(RECORD LIST):

#####

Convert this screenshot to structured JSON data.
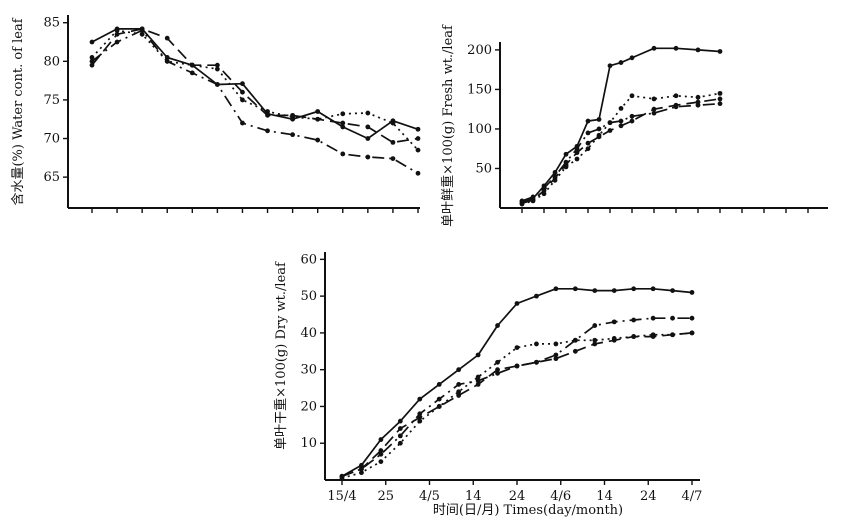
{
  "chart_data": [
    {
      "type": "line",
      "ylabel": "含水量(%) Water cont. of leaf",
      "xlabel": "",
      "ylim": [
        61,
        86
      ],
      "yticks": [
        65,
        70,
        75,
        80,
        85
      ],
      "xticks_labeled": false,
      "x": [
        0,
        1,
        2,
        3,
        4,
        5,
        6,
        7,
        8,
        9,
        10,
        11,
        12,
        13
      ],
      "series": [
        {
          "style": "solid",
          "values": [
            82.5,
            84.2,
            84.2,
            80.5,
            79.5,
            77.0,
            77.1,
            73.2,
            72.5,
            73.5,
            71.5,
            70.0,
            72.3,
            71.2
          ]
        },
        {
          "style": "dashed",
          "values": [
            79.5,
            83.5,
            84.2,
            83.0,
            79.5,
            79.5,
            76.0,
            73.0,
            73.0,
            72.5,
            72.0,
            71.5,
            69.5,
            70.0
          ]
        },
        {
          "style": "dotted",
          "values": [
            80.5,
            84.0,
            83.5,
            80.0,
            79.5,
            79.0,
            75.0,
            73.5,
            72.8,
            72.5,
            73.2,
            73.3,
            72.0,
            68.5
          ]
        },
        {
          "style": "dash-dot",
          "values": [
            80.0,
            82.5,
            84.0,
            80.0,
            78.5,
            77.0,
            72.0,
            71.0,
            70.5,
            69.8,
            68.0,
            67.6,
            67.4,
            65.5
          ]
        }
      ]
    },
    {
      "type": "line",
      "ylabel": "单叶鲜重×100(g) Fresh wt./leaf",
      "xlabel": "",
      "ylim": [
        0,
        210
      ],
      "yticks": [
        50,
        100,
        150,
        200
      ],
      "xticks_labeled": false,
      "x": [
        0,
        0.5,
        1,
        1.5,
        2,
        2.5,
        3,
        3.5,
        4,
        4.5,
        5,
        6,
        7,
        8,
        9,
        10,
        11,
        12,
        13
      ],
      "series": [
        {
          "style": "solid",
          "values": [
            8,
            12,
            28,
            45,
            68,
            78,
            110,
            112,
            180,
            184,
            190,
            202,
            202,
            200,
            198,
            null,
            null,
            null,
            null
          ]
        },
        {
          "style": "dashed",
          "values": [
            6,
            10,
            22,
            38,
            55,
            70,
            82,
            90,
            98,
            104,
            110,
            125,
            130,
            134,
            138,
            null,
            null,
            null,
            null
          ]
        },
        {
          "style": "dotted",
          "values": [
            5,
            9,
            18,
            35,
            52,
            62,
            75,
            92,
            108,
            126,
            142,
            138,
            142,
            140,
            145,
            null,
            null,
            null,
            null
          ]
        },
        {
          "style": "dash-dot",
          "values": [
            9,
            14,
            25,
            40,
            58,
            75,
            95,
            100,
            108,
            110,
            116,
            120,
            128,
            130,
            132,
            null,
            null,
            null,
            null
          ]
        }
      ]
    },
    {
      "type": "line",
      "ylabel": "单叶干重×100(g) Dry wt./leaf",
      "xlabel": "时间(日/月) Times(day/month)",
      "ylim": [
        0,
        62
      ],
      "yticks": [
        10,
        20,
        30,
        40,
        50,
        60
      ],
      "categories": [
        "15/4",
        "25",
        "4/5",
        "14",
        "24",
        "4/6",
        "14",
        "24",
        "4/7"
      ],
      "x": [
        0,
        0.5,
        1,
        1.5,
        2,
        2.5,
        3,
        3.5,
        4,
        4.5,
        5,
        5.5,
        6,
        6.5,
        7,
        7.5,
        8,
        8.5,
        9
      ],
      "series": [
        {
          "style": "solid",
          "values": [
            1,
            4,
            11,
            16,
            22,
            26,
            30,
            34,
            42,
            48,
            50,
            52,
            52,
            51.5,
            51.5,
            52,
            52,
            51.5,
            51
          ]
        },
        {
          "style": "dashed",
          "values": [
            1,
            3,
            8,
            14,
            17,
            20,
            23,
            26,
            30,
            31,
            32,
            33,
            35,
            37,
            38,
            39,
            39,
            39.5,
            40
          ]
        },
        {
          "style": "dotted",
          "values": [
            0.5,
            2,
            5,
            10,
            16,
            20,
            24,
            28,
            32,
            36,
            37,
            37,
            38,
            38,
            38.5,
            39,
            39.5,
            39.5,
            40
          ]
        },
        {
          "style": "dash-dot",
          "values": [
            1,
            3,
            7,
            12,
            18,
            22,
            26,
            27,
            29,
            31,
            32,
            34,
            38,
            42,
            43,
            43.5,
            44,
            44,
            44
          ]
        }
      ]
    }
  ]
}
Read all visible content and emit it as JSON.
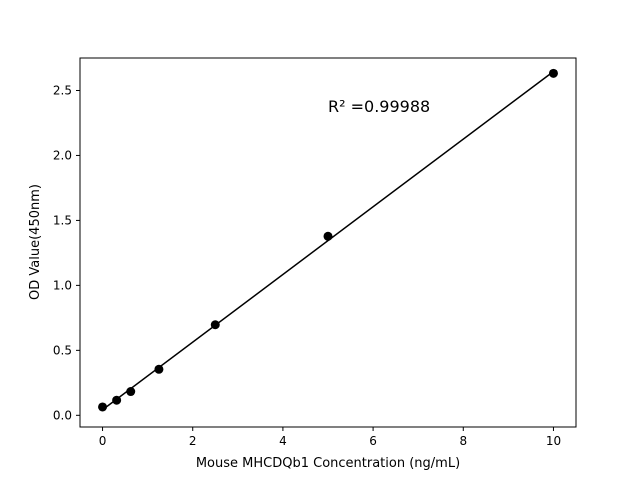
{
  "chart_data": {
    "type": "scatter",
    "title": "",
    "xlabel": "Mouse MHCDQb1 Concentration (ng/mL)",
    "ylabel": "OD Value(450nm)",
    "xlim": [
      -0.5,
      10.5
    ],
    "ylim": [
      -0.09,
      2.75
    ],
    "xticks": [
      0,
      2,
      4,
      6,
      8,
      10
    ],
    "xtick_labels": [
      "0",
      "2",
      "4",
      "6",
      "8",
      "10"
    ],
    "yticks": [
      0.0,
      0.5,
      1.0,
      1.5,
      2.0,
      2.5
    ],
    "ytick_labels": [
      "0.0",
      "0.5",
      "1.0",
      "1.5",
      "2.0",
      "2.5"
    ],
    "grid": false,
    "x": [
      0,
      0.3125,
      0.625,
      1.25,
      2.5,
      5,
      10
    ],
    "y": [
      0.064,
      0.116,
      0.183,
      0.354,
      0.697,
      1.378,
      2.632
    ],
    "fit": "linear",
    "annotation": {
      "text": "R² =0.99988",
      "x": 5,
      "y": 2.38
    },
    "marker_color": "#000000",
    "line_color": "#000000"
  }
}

#####

(DIRECTIONS FOR THIS TASK): Retype everything in the material word for word, minus pictures.

(SOLUTION FOR THIS EXERCISE):
Convert this screenshot to structured JSON data.
{
  "chart_data": [
    {
      "type": "line",
      "ylabel": "含水量(%) Water cont. of leaf",
      "xlabel": "",
      "ylim": [
        61,
        86
      ],
      "yticks": [
        65,
        70,
        75,
        80,
        85
      ],
      "xticks_labeled": false,
      "x": [
        0,
        1,
        2,
        3,
        4,
        5,
        6,
        7,
        8,
        9,
        10,
        11,
        12,
        13
      ],
      "series": [
        {
          "style": "solid",
          "values": [
            82.5,
            84.2,
            84.2,
            80.5,
            79.5,
            77.0,
            77.1,
            73.2,
            72.5,
            73.5,
            71.5,
            70.0,
            72.3,
            71.2
          ]
        },
        {
          "style": "dashed",
          "values": [
            79.5,
            83.5,
            84.2,
            83.0,
            79.5,
            79.5,
            76.0,
            73.0,
            73.0,
            72.5,
            72.0,
            71.5,
            69.5,
            70.0
          ]
        },
        {
          "style": "dotted",
          "values": [
            80.5,
            84.0,
            83.5,
            80.0,
            79.5,
            79.0,
            75.0,
            73.5,
            72.8,
            72.5,
            73.2,
            73.3,
            72.0,
            68.5
          ]
        },
        {
          "style": "dash-dot",
          "values": [
            80.0,
            82.5,
            84.0,
            80.0,
            78.5,
            77.0,
            72.0,
            71.0,
            70.5,
            69.8,
            68.0,
            67.6,
            67.4,
            65.5
          ]
        }
      ]
    },
    {
      "type": "line",
      "ylabel": "单叶鲜重×100(g) Fresh wt./leaf",
      "xlabel": "",
      "ylim": [
        0,
        210
      ],
      "yticks": [
        50,
        100,
        150,
        200
      ],
      "xticks_labeled": false,
      "x": [
        0,
        0.5,
        1,
        1.5,
        2,
        2.5,
        3,
        3.5,
        4,
        4.5,
        5,
        6,
        7,
        8,
        9,
        10,
        11,
        12,
        13
      ],
      "series": [
        {
          "style": "solid",
          "values": [
            8,
            12,
            28,
            45,
            68,
            78,
            110,
            112,
            180,
            184,
            190,
            202,
            202,
            200,
            198,
            null,
            null,
            null,
            null
          ]
        },
        {
          "style": "dashed",
          "values": [
            6,
            10,
            22,
            38,
            55,
            70,
            82,
            90,
            98,
            104,
            110,
            125,
            130,
            134,
            138,
            null,
            null,
            null,
            null
          ]
        },
        {
          "style": "dotted",
          "values": [
            5,
            9,
            18,
            35,
            52,
            62,
            75,
            92,
            108,
            126,
            142,
            138,
            142,
            140,
            145,
            null,
            null,
            null,
            null
          ]
        },
        {
          "style": "dash-dot",
          "values": [
            9,
            14,
            25,
            40,
            58,
            75,
            95,
            100,
            108,
            110,
            116,
            120,
            128,
            130,
            132,
            null,
            null,
            null,
            null
          ]
        }
      ]
    },
    {
      "type": "line",
      "ylabel": "单叶干重×100(g) Dry wt./leaf",
      "xlabel": "时间(日/月) Times(day/month)",
      "ylim": [
        0,
        62
      ],
      "yticks": [
        10,
        20,
        30,
        40,
        50,
        60
      ],
      "categories": [
        "15/4",
        "25",
        "4/5",
        "14",
        "24",
        "4/6",
        "14",
        "24",
        "4/7"
      ],
      "x": [
        0,
        0.5,
        1,
        1.5,
        2,
        2.5,
        3,
        3.5,
        4,
        4.5,
        5,
        5.5,
        6,
        6.5,
        7,
        7.5,
        8,
        8.5,
        9
      ],
      "series": [
        {
          "style": "solid",
          "values": [
            1,
            4,
            11,
            16,
            22,
            26,
            30,
            34,
            42,
            48,
            50,
            52,
            52,
            51.5,
            51.5,
            52,
            52,
            51.5,
            51
          ]
        },
        {
          "style": "dashed",
          "values": [
            1,
            3,
            8,
            14,
            17,
            20,
            23,
            26,
            30,
            31,
            32,
            33,
            35,
            37,
            38,
            39,
            39,
            39.5,
            40
          ]
        },
        {
          "style": "dotted",
          "values": [
            0.5,
            2,
            5,
            10,
            16,
            20,
            24,
            28,
            32,
            36,
            37,
            37,
            38,
            38,
            38.5,
            39,
            39.5,
            39.5,
            40
          ]
        },
        {
          "style": "dash-dot",
          "values": [
            1,
            3,
            7,
            12,
            18,
            22,
            26,
            27,
            29,
            31,
            32,
            34,
            38,
            42,
            43,
            43.5,
            44,
            44,
            44
          ]
        }
      ]
    }
  ]
}
Read all visible content and emit it as JSON.
{
  "chart_data": {
    "type": "scatter",
    "title": "",
    "xlabel": "Mouse MHCDQb1 Concentration (ng/mL)",
    "ylabel": "OD Value(450nm)",
    "xlim": [
      -0.5,
      10.5
    ],
    "ylim": [
      -0.09,
      2.75
    ],
    "xticks": [
      0,
      2,
      4,
      6,
      8,
      10
    ],
    "xtick_labels": [
      "0",
      "2",
      "4",
      "6",
      "8",
      "10"
    ],
    "yticks": [
      0.0,
      0.5,
      1.0,
      1.5,
      2.0,
      2.5
    ],
    "ytick_labels": [
      "0.0",
      "0.5",
      "1.0",
      "1.5",
      "2.0",
      "2.5"
    ],
    "grid": false,
    "x": [
      0,
      0.3125,
      0.625,
      1.25,
      2.5,
      5,
      10
    ],
    "y": [
      0.064,
      0.116,
      0.183,
      0.354,
      0.697,
      1.378,
      2.632
    ],
    "fit": "linear",
    "annotation": {
      "text": "R² =0.99988",
      "x": 5,
      "y": 2.38
    },
    "marker_color": "#000000",
    "line_color": "#000000"
  }
}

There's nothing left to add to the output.